■ **Aim of the exercise**: Copy the lines of the records from the start through the line containing "- Text: 20C: 20C: [180, 642, 236, 667]", reproducing each one without change.

■ **Dataset content**:
-----
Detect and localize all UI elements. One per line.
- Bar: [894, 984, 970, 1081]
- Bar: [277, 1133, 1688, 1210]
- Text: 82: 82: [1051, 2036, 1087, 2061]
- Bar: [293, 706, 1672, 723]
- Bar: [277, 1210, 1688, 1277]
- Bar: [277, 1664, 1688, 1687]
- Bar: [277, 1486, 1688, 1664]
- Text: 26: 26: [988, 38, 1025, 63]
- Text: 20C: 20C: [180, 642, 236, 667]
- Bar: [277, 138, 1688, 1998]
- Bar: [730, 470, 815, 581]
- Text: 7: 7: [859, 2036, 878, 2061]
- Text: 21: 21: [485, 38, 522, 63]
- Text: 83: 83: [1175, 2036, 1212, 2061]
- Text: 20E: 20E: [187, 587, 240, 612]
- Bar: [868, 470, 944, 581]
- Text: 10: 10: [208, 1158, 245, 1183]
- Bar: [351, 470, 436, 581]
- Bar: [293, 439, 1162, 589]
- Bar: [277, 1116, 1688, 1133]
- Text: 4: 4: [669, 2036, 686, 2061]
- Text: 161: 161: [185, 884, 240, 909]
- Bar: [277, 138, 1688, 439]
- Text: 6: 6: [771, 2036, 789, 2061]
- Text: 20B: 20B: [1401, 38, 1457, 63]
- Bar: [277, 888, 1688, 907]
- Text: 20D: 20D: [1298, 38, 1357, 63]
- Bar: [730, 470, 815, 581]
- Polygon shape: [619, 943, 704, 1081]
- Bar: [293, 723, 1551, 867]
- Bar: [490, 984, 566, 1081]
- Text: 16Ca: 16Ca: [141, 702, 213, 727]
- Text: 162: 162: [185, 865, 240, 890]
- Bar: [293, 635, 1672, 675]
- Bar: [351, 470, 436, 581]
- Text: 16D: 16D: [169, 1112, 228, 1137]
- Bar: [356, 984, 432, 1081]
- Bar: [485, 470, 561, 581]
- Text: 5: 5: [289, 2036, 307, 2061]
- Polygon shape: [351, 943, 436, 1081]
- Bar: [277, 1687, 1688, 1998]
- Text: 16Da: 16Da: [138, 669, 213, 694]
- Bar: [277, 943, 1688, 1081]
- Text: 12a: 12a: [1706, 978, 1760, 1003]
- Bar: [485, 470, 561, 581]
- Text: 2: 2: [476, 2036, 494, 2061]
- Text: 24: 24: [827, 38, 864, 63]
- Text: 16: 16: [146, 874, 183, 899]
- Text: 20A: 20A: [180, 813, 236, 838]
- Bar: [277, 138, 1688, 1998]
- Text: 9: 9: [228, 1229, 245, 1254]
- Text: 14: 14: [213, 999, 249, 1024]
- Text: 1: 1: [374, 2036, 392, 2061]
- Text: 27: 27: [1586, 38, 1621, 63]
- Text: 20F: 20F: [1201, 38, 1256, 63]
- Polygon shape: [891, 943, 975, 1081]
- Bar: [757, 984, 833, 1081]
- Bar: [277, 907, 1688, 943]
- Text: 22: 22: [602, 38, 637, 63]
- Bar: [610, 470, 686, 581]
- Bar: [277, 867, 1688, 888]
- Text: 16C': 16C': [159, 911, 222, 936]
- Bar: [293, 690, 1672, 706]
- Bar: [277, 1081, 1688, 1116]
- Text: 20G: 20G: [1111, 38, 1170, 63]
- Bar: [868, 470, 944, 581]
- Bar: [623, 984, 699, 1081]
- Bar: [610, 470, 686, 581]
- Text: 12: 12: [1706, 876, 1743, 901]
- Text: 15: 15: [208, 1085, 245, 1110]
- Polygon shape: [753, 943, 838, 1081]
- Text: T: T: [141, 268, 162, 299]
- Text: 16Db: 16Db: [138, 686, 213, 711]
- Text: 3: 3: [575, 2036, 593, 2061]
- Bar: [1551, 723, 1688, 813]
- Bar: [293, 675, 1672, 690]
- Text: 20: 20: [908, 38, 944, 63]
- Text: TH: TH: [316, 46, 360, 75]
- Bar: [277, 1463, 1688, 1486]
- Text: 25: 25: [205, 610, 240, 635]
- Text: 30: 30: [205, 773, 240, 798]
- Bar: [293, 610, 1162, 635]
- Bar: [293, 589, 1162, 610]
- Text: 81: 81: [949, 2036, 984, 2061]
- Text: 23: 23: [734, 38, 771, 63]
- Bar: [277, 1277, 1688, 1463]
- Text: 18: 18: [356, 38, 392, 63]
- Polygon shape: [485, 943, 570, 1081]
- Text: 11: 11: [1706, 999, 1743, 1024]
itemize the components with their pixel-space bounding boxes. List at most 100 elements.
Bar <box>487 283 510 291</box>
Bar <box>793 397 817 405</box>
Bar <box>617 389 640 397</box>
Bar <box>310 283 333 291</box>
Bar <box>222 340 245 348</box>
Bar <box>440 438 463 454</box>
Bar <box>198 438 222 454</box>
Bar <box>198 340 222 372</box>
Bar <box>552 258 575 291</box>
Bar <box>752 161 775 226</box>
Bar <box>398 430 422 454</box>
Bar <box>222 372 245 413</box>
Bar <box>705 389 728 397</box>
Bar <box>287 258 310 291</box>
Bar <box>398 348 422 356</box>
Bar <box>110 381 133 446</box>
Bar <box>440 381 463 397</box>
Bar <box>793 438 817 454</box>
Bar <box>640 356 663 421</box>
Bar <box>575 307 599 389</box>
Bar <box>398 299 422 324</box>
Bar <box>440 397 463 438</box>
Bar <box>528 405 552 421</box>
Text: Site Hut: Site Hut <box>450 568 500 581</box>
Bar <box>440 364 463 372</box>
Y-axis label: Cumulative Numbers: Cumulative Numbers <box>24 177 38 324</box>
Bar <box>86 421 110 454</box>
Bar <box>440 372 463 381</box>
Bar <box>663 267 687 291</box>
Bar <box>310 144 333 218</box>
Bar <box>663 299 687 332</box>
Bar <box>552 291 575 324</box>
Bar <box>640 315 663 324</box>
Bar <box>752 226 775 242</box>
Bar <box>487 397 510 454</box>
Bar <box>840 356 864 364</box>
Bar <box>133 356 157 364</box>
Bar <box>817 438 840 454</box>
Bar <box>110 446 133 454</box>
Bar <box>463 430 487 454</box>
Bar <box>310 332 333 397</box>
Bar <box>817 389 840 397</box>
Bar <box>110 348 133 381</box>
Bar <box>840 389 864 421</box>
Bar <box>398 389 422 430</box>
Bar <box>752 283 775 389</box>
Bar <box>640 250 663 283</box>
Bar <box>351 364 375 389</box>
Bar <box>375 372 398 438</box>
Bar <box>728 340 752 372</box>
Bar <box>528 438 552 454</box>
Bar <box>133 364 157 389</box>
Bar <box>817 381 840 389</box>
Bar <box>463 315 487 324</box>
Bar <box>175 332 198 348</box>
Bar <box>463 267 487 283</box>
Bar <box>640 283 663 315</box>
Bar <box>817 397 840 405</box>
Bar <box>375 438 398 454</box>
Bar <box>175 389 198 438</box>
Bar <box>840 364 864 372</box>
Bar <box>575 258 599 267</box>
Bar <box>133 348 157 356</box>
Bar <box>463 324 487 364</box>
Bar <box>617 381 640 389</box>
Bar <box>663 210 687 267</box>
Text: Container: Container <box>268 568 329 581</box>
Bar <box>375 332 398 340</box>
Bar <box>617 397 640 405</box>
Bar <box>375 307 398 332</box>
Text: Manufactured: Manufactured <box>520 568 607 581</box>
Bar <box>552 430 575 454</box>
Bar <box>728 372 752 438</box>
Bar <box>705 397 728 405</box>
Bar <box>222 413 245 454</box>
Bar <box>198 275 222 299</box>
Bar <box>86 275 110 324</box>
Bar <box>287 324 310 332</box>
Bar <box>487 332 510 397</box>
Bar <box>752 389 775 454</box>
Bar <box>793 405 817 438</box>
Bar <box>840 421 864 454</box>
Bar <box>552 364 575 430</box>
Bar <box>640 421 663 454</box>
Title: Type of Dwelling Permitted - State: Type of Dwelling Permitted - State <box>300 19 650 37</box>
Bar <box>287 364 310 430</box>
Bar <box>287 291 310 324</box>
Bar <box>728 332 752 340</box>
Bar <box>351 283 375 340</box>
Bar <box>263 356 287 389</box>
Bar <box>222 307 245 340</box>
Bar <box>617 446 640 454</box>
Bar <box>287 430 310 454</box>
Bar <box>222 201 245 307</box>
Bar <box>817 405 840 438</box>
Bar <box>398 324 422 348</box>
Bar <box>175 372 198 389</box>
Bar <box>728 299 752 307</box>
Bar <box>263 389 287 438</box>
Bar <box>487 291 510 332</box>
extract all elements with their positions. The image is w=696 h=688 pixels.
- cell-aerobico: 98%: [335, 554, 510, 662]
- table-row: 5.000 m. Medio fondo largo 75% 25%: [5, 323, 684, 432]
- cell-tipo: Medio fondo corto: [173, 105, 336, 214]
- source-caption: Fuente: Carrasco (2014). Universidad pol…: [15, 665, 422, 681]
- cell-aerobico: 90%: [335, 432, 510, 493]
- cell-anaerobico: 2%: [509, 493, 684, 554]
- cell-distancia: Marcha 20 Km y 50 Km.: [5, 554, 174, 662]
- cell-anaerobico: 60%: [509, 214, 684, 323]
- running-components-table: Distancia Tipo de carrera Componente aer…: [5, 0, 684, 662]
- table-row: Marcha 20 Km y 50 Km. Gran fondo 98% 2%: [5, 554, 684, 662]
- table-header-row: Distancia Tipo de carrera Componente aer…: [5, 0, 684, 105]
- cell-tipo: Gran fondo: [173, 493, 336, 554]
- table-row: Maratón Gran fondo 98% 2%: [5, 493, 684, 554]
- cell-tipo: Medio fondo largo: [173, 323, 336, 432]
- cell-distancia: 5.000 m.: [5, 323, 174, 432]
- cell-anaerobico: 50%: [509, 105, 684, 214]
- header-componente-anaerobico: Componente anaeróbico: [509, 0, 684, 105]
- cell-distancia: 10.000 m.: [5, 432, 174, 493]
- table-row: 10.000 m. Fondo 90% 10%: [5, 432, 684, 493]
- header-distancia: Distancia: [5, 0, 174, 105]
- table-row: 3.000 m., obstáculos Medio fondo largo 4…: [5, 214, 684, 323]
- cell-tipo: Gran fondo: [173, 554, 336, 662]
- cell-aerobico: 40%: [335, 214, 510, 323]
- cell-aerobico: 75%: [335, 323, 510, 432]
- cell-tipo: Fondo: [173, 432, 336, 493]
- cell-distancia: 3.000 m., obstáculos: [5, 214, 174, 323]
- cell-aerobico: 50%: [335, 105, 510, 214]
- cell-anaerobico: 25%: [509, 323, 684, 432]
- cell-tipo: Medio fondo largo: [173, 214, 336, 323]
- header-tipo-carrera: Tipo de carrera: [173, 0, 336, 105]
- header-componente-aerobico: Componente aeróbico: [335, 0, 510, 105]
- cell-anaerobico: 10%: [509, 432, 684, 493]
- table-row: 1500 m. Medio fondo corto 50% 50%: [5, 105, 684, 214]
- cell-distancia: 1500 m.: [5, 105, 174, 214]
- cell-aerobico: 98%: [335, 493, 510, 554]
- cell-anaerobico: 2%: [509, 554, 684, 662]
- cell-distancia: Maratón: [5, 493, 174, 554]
-----
■ **Answer to this problem**:
Detect and localize all UI elements. One per line.
- Bar: [894, 984, 970, 1081]
- Bar: [277, 1133, 1688, 1210]
- Text: 82: 82: [1051, 2036, 1087, 2061]
- Bar: [293, 706, 1672, 723]
- Bar: [277, 1210, 1688, 1277]
- Bar: [277, 1664, 1688, 1687]
- Bar: [277, 1486, 1688, 1664]
- Text: 26: 26: [988, 38, 1025, 63]
- Text: 20C: 20C: [180, 642, 236, 667]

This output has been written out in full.